The required output is all lines below that contain the word "mark".

▸ DATASET ENTRIES
* * * * *
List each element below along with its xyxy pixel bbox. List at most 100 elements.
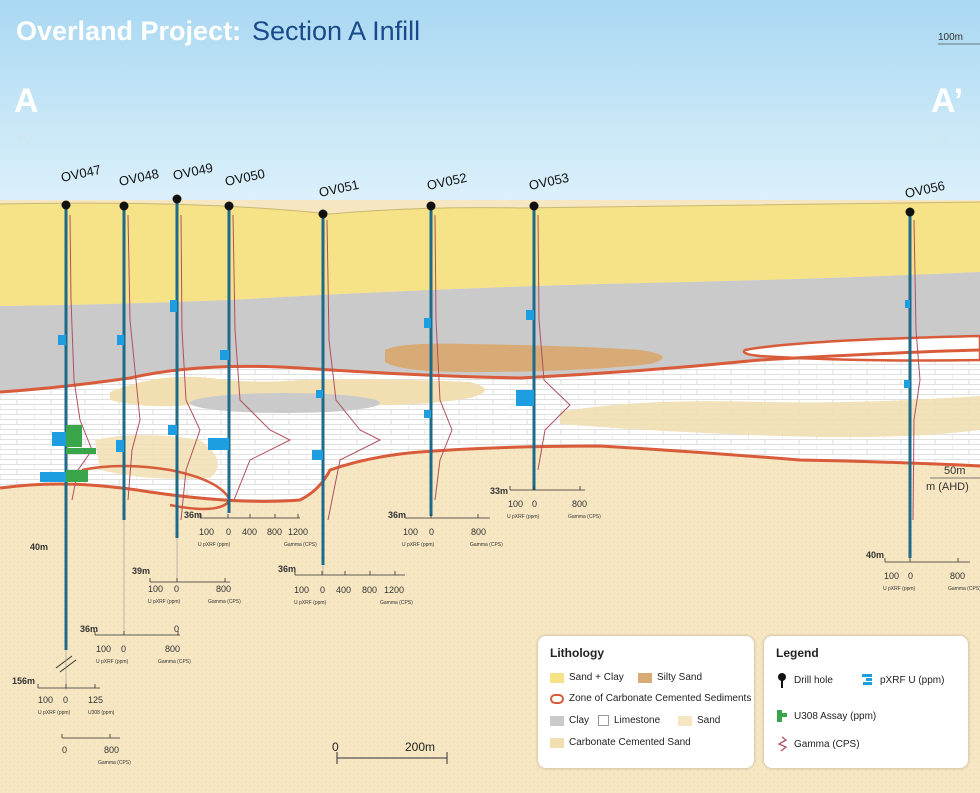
axis-tick: 100	[403, 527, 418, 537]
drill-hole-ov052[interactable]	[424, 201, 453, 517]
elevation-mark-top: 100m	[938, 32, 963, 43]
depth-label-ov050: 36m	[184, 510, 202, 520]
depth-label-ov053: 33m	[490, 486, 508, 496]
carbonate-sand-patch	[95, 435, 218, 479]
legend-item-sand: Sand	[678, 715, 720, 726]
axis-tick: 0	[226, 527, 231, 537]
depth-label-ov047: 156m	[12, 676, 35, 686]
carbonate-lens-right	[742, 334, 980, 362]
swatch-sand-clay	[550, 672, 564, 683]
axis-tick: 100	[96, 644, 111, 654]
drill-hole-ov050[interactable]	[208, 201, 292, 514]
swatch-silty-sand	[638, 672, 652, 683]
legend-label: pXRF U (ppm)	[880, 674, 945, 686]
swatch-clay	[550, 715, 564, 726]
silty-sand-lens	[385, 343, 663, 372]
drill-hole-ov053[interactable]	[516, 201, 571, 491]
swatch-carbonate-zone	[550, 693, 564, 704]
log-axis-ov047: 100 0 125 U pXRF (ppm) U308 (ppm) 0 800 …	[38, 695, 131, 766]
axis-tick: 100	[294, 585, 309, 595]
legend-item-carbonate-sand: Carbonate Cemented Sand	[550, 737, 691, 748]
scale-bar-start: 0	[332, 740, 339, 754]
depth-label-ov048: 36m	[80, 624, 98, 634]
axis-tick: 800	[267, 527, 282, 537]
log-axis-ov052: 100 0 800 U pXRF (ppm) Gamma (CPS)	[402, 527, 503, 548]
section-end-right: A’	[931, 82, 963, 120]
legend-item-pxrf: pXRF U (ppm)	[860, 673, 944, 687]
legend-label: Silty Sand	[657, 672, 703, 683]
axis-caption: U pXRF (ppm)	[38, 710, 71, 716]
axis-caption: U pXRF (ppm)	[883, 586, 916, 592]
axis-caption: Gamma (CPS)	[158, 659, 191, 665]
drill-hole-icon	[778, 673, 786, 688]
drill-hole-ov048[interactable]	[116, 201, 141, 521]
depth-label-ov052: 36m	[388, 510, 406, 520]
assay-bars-icon	[777, 710, 787, 722]
carbonate-zone-loop	[81, 464, 232, 511]
axis-tick: 0	[63, 695, 68, 705]
log-axis-ov053: 100 0 800 U pXRF (ppm) Gamma (CPS)	[507, 499, 601, 520]
scale-bar-end: 200m	[405, 740, 435, 754]
section-end-right-direction: S	[936, 128, 949, 150]
axis-caption: U pXRF (ppm)	[198, 542, 231, 548]
legend-item-drill-hole: Drill hole	[776, 672, 833, 688]
clay-lens	[190, 393, 380, 413]
axis-tick: 100	[508, 499, 523, 509]
depth-guides	[65, 520, 324, 690]
axis-tick: 0	[429, 527, 434, 537]
carbonate-zone-base	[0, 444, 980, 503]
swatch-limestone	[598, 715, 609, 726]
log-axis-ov056: 100 0 800 U pXRF (ppm) Gamma (CPS)	[883, 571, 980, 592]
drill-hole-ov051[interactable]	[312, 209, 382, 566]
axis-tick: 100	[38, 695, 53, 705]
log-axis-ov049: 100 0 800 U pXRF (ppm) Gamma (CPS)	[148, 584, 241, 605]
axis-caption: Gamma (CPS)	[948, 586, 980, 592]
axis-caption: Gamma (CPS)	[98, 760, 131, 766]
axis-caption: U pXRF (ppm)	[507, 514, 540, 520]
legend-label: U308 Assay (ppm)	[794, 710, 877, 722]
drill-hole-ov047[interactable]	[40, 200, 96, 651]
axis-caption: Gamma (CPS)	[568, 514, 601, 520]
log-axis-strips	[37, 486, 970, 739]
drill-hole-ov056[interactable]	[904, 207, 921, 559]
section-end-left: A	[14, 82, 39, 120]
symbol-legend: Legend Drill hole pXRF U (ppm) U308 Assa…	[764, 636, 968, 768]
legend-label: Carbonate Cemented Sand	[569, 737, 691, 748]
axis-caption: U308 (ppm)	[88, 710, 115, 716]
axis-tick: 1200	[384, 585, 404, 595]
gamma-trace-icon	[777, 736, 788, 752]
title-project: Overland Project:	[16, 16, 241, 46]
axis-caption: Gamma (CPS)	[208, 599, 241, 605]
axis-tick: 400	[242, 527, 257, 537]
axis-tick: 800	[216, 584, 231, 594]
axis-tick: 800	[362, 585, 377, 595]
axis-tick: 0	[174, 624, 179, 634]
legend-label: Sand	[697, 715, 721, 726]
carbonate-zone-top	[0, 348, 980, 394]
drill-hole-ov049[interactable]	[168, 194, 201, 539]
axis-caption: U pXRF (ppm)	[148, 599, 181, 605]
axis-tick: 0	[908, 571, 913, 581]
log-axis-ov050: 100 0 400 800 1200 U pXRF (ppm) Gamma (C…	[198, 527, 317, 548]
axis-tick: 0	[121, 644, 126, 654]
axis-tick: 800	[471, 527, 486, 537]
drill-holes	[40, 194, 921, 651]
legend-label: Gamma (CPS)	[794, 738, 860, 750]
sky	[0, 0, 980, 215]
axis-tick: 800	[572, 499, 587, 509]
axis-tick: 125	[88, 695, 103, 705]
axis-caption: Gamma (CPS)	[284, 542, 317, 548]
axis-tick: 0	[62, 745, 67, 755]
lithology-legend: Lithology Sand + Clay Silty Sand Zone of…	[538, 636, 754, 768]
log-axis-ov048: 0 100 0 800 U pXRF (ppm) Gamma (CPS)	[96, 624, 191, 665]
axis-caption: U pXRF (ppm)	[402, 542, 435, 548]
elevation-mark-mid: 50m	[944, 465, 965, 477]
legend-label: Sand + Clay	[569, 672, 624, 683]
depth-label-ov047-upper: 40m	[30, 542, 48, 552]
legend-item-silty-sand: Silty Sand	[638, 672, 702, 683]
sand-clay-layer	[0, 202, 980, 306]
carbonate-sand-patch	[560, 396, 980, 438]
depth-label-ov051: 36m	[278, 564, 296, 574]
axis-tick: 1200	[288, 527, 308, 537]
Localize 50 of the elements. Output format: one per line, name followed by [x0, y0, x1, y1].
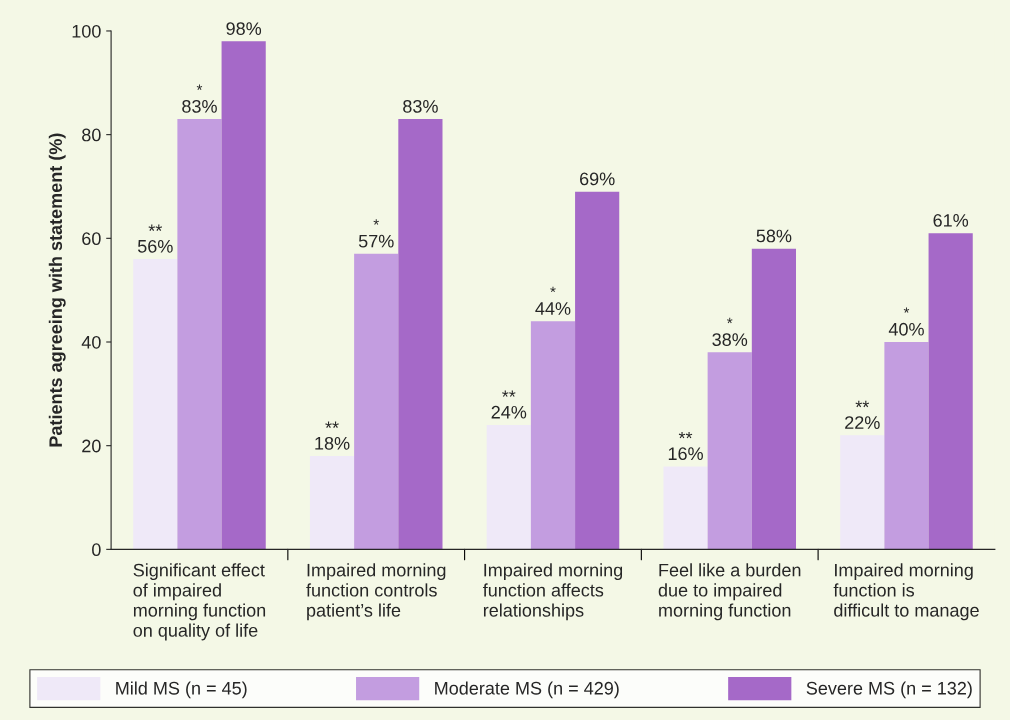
y-tick-label: 20 — [82, 439, 101, 453]
annotation: * — [550, 286, 556, 293]
annotation: * — [373, 219, 379, 225]
legend-label: Moderate MS (n = 429) — [435, 681, 619, 699]
y-tick-label: 40 — [81, 335, 101, 349]
data-label: 61% — [933, 214, 969, 227]
bar — [707, 352, 752, 550]
annotation: * — [196, 84, 203, 90]
y-tick-label: 80 — [82, 128, 101, 142]
x-tick-label: Impaired morning function affects relationships — [482, 563, 623, 621]
data-label: ** 18% — [315, 421, 350, 450]
y-tick-label: 60 — [82, 232, 101, 246]
bar — [884, 342, 929, 550]
bar — [177, 119, 222, 550]
bar — [309, 456, 355, 550]
bar — [751, 248, 797, 550]
bar — [575, 191, 620, 550]
x-tick-label: Significant effect of impaired morning function on quality of life — [133, 563, 266, 641]
annotation: * — [903, 307, 910, 313]
bar — [133, 259, 178, 550]
data-label: 83% — [182, 99, 217, 113]
x-tick-label: Impaired morning function is difficult to manage — [833, 563, 979, 621]
bar — [221, 41, 266, 550]
y-tick-label: 0 — [92, 543, 101, 557]
legend-label: Mild MS (n = 45) — [116, 681, 247, 699]
data-label: 40% — [888, 322, 924, 336]
bar — [354, 253, 399, 550]
y-axis-title: Patients agreeing with statement (%) — [48, 133, 66, 447]
data-label: 38% — [712, 333, 748, 347]
bar — [840, 435, 885, 550]
legend-label: Severe MS (n = 132) — [806, 681, 972, 699]
data-label: 58% — [756, 229, 792, 243]
bar — [398, 119, 443, 550]
data-label: ** 56% — [137, 224, 173, 253]
bar — [663, 466, 708, 550]
data-label: 44% — [535, 302, 571, 315]
data-label: 83% — [403, 99, 438, 113]
data-label: 98% — [226, 22, 262, 35]
annotation: * — [727, 317, 733, 324]
x-tick-label: Impaired morning function controls patient’s life — [306, 563, 446, 621]
data-label: 57% — [358, 234, 394, 248]
bar — [928, 233, 973, 550]
y-tick-label: 100 — [72, 24, 101, 38]
data-label: ** 16% — [668, 431, 703, 461]
data-label: ** 24% — [491, 390, 527, 419]
bar — [486, 424, 531, 550]
data-label: 69% — [580, 172, 615, 186]
x-tick-label: Feel like a burden due to impaired morning function — [658, 563, 801, 621]
bar — [530, 321, 576, 550]
data-label: ** 22% — [845, 400, 880, 429]
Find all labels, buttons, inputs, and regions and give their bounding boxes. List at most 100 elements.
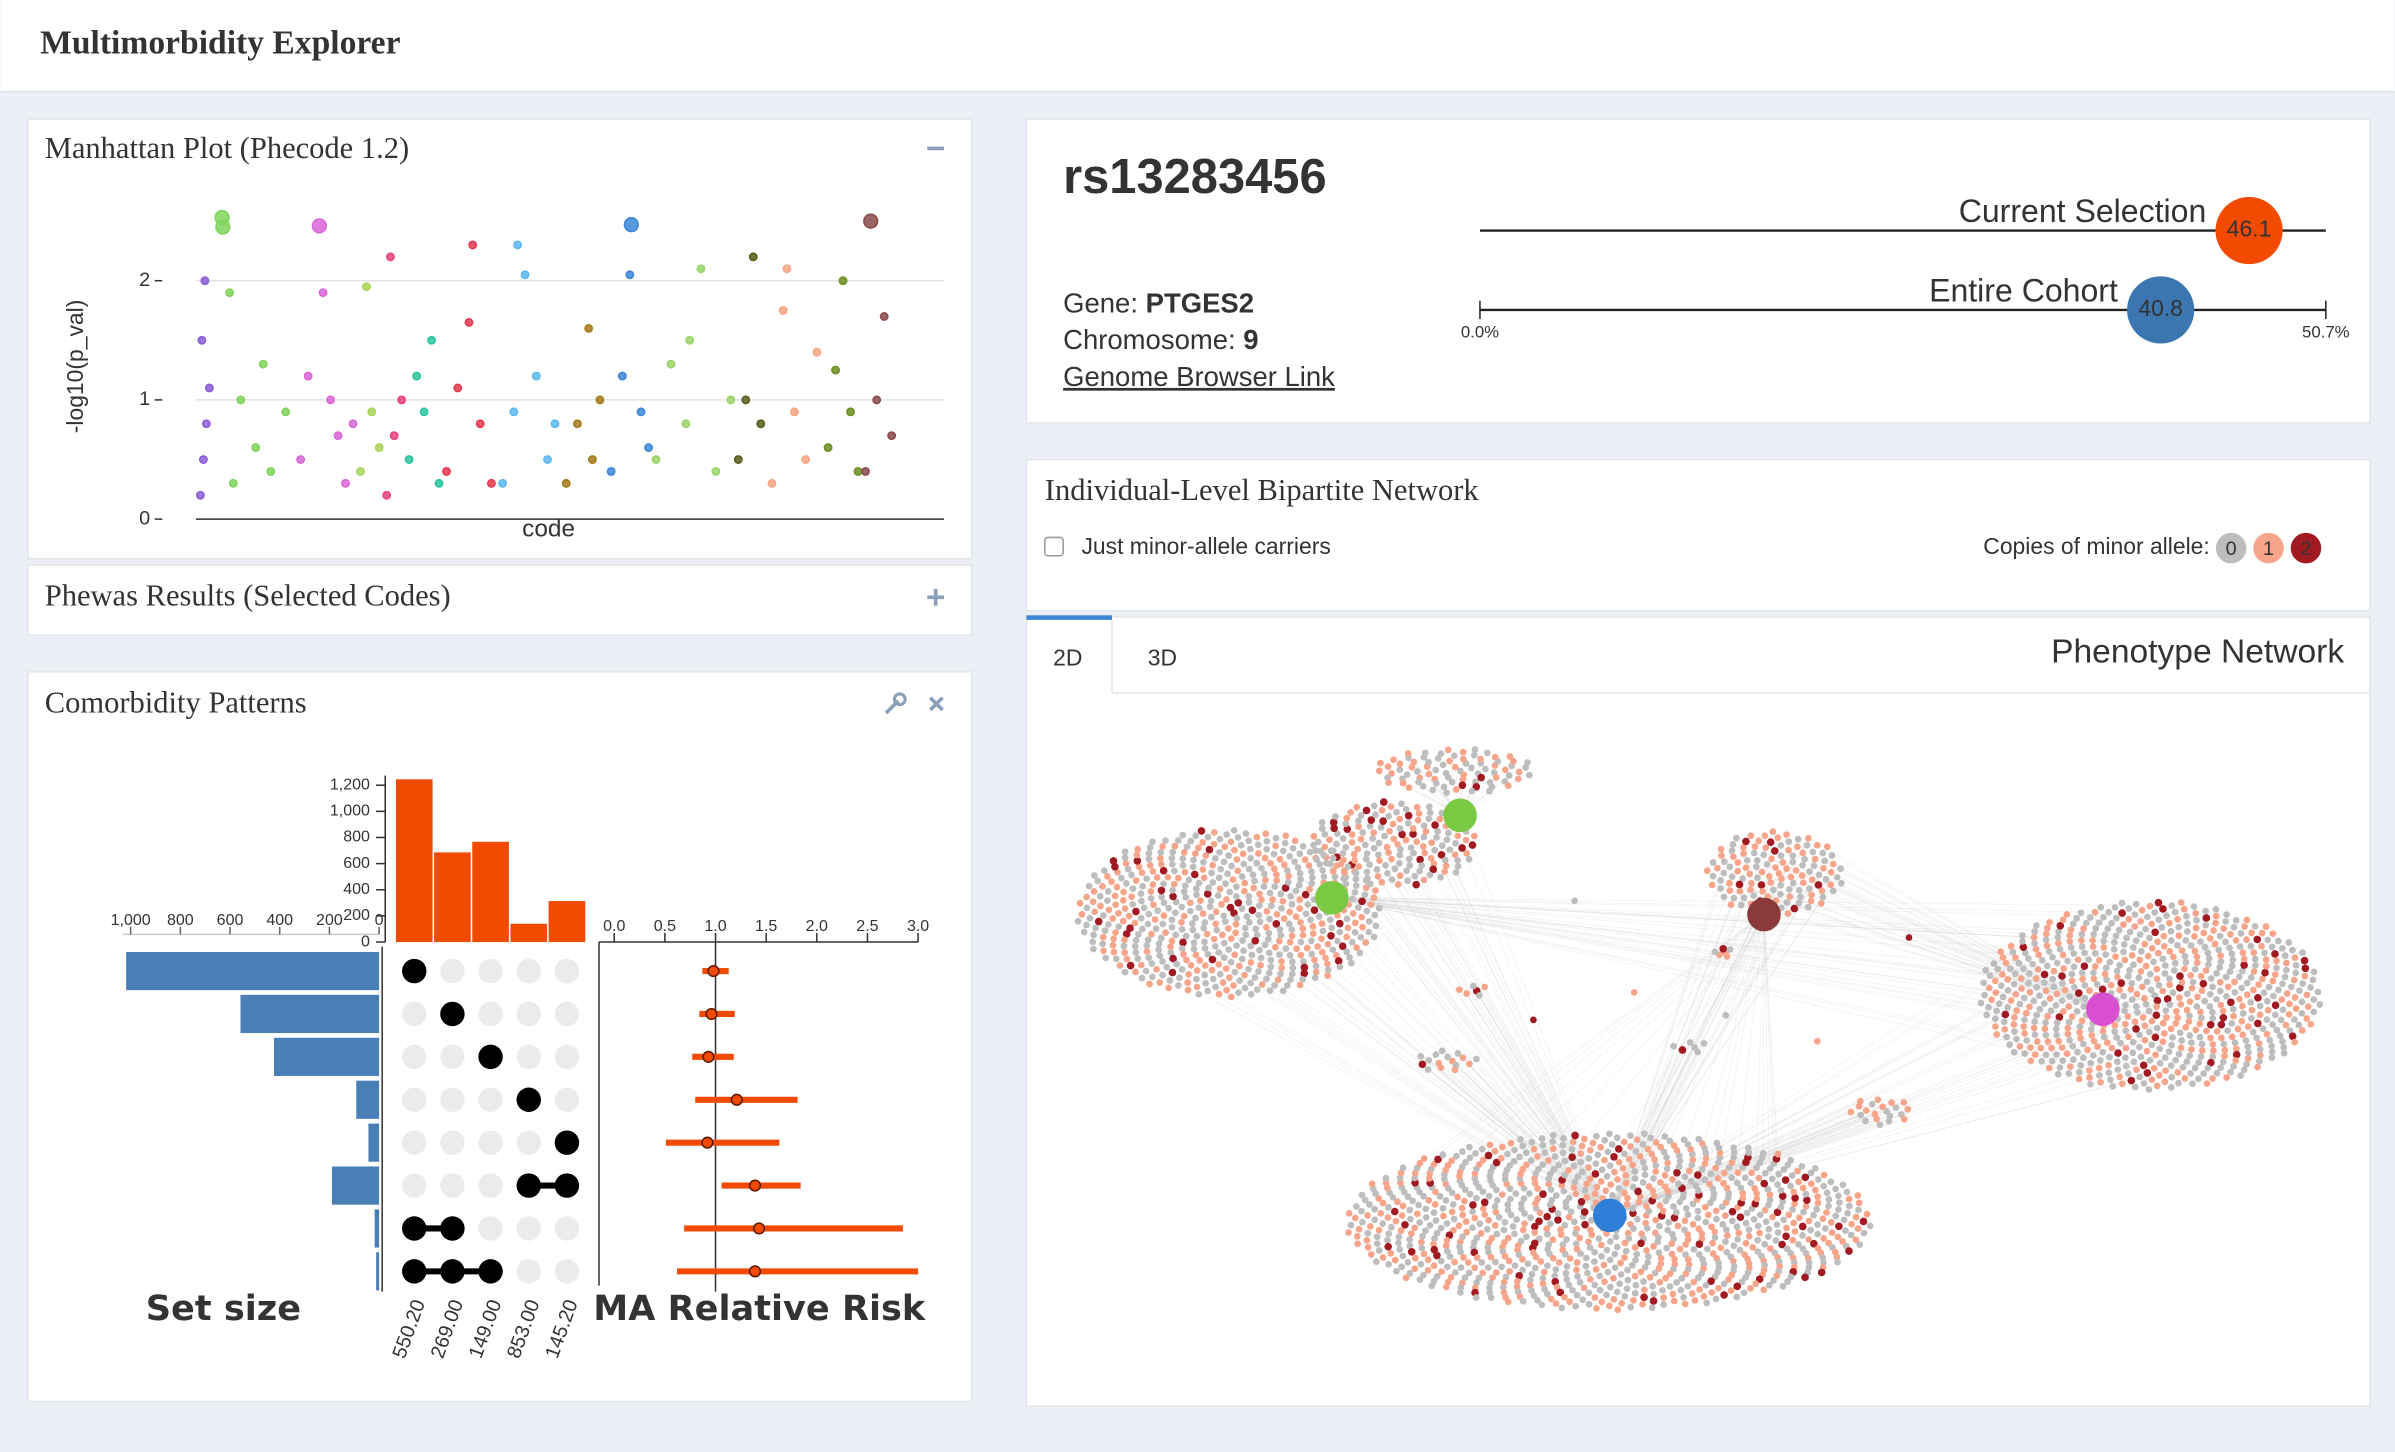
point [389,431,399,441]
individual-node [1774,1150,1782,1158]
genome-browser-link[interactable]: Genome Browser Link [1063,361,1335,392]
point [434,478,444,488]
individual-node [1718,852,1725,859]
individual-node [1241,924,1249,932]
individual-node [1190,856,1197,864]
point [498,478,508,488]
individual-node [2143,1069,2152,1077]
individual-node [1227,838,1235,846]
individual-node [1125,912,1133,920]
edge [1742,878,2104,1010]
individual-node [1238,955,1246,963]
individual-node [1817,900,1825,907]
individual-node [2200,1070,2208,1078]
panel-title: Manhattan Plot (Phecode 1.2) [45,131,409,165]
individual-node [1382,862,1389,869]
individual-node [2174,915,2181,923]
individual-node [2160,942,2168,950]
individual-node [1195,879,1203,887]
edge [1420,1056,1611,1216]
individual-node [1221,918,1229,925]
individual-node [1852,1236,1860,1244]
individual-node [1823,1189,1831,1197]
individual-node [1206,903,1214,911]
individual-node [1441,868,1449,875]
individual-node [2128,979,2136,987]
individual-node [2193,953,2201,961]
expand-button[interactable] [927,588,945,606]
point [397,395,407,405]
tab[interactable]: 3D [1148,645,1177,671]
individual-node [1115,909,1122,917]
individual-node [1460,1253,1467,1261]
collapse-button[interactable] [927,146,945,151]
point [520,270,530,280]
individual-node [1145,849,1153,857]
individual-node [2041,1025,2049,1033]
individual-node [1789,852,1797,860]
tab[interactable]: 2D [1053,645,1082,671]
individual-node [1285,920,1293,928]
individual-node [1178,903,1186,911]
individual-node [1629,1183,1637,1191]
close-button[interactable] [929,696,944,712]
individual-node [2290,976,2298,984]
individual-node [1607,1181,1615,1189]
individual-node [1549,1138,1556,1146]
individual-node [1475,1274,1483,1282]
individual-node [1585,1300,1593,1308]
individual-node [1149,867,1157,875]
individual-node [1288,926,1296,934]
individual-node [1573,1291,1581,1299]
individual-node [1396,1246,1404,1253]
chromosome-value: 9 [1243,324,1258,355]
individual-node [2095,919,2103,927]
individual-node [2092,924,2100,932]
individual-node [1271,982,1278,989]
individual-node [2193,959,2201,967]
individual-node [1384,1204,1392,1211]
individual-node [1827,881,1835,889]
individual-node [1983,1011,1991,1019]
individual-node [2217,1001,2225,1009]
individual-node [1566,1255,1574,1262]
individual-node [1783,831,1790,838]
individual-node [1994,965,2001,973]
individual-node [1583,1254,1590,1262]
individual-node [2124,1013,2132,1020]
individual-node [1126,961,1135,970]
individual-node [1591,1190,1599,1198]
individual-node [1171,842,1179,850]
checkbox-label[interactable]: Just minor-allele carriers [1081,533,1330,559]
settings-button[interactable] [884,692,907,715]
value-label: 40.8 [2138,295,2183,321]
individual-node [1791,1228,1799,1235]
individual-node [1637,1268,1645,1276]
individual-node [1409,830,1417,838]
individual-node [1233,942,1240,949]
individual-node [2183,1058,2191,1065]
individual-node [2209,1075,2216,1082]
individual-node [1110,935,1118,943]
individual-node [1657,1143,1665,1151]
individual-node [2086,1067,2093,1074]
individual-node [2231,989,2239,996]
individual-node [1406,1242,1414,1250]
individual-node [1419,782,1427,790]
checkbox[interactable] [1044,536,1064,557]
individual-node [1650,1290,1658,1298]
individual-node [1737,1184,1745,1192]
individual-node [2129,1049,2137,1057]
individual-node [1402,1274,1410,1282]
individual-node [2254,1063,2261,1071]
individual-node [2040,970,2049,979]
individual-node [1189,863,1197,871]
individual-node [1819,1215,1827,1223]
individual-node [2126,928,2134,936]
individual-node [2038,957,2046,964]
individual-node [2268,943,2276,951]
individual-node [1556,1288,1565,1297]
individual-node [1990,960,1998,967]
individual-node [1151,916,1159,923]
individual-node [1373,866,1381,873]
* * * * *
▸ RESPONSE TO THIS EXERCISE
elevation-mark-top: 100m	[938, 32, 963, 43]
elevation-mark-mid: 50m	[944, 465, 965, 477]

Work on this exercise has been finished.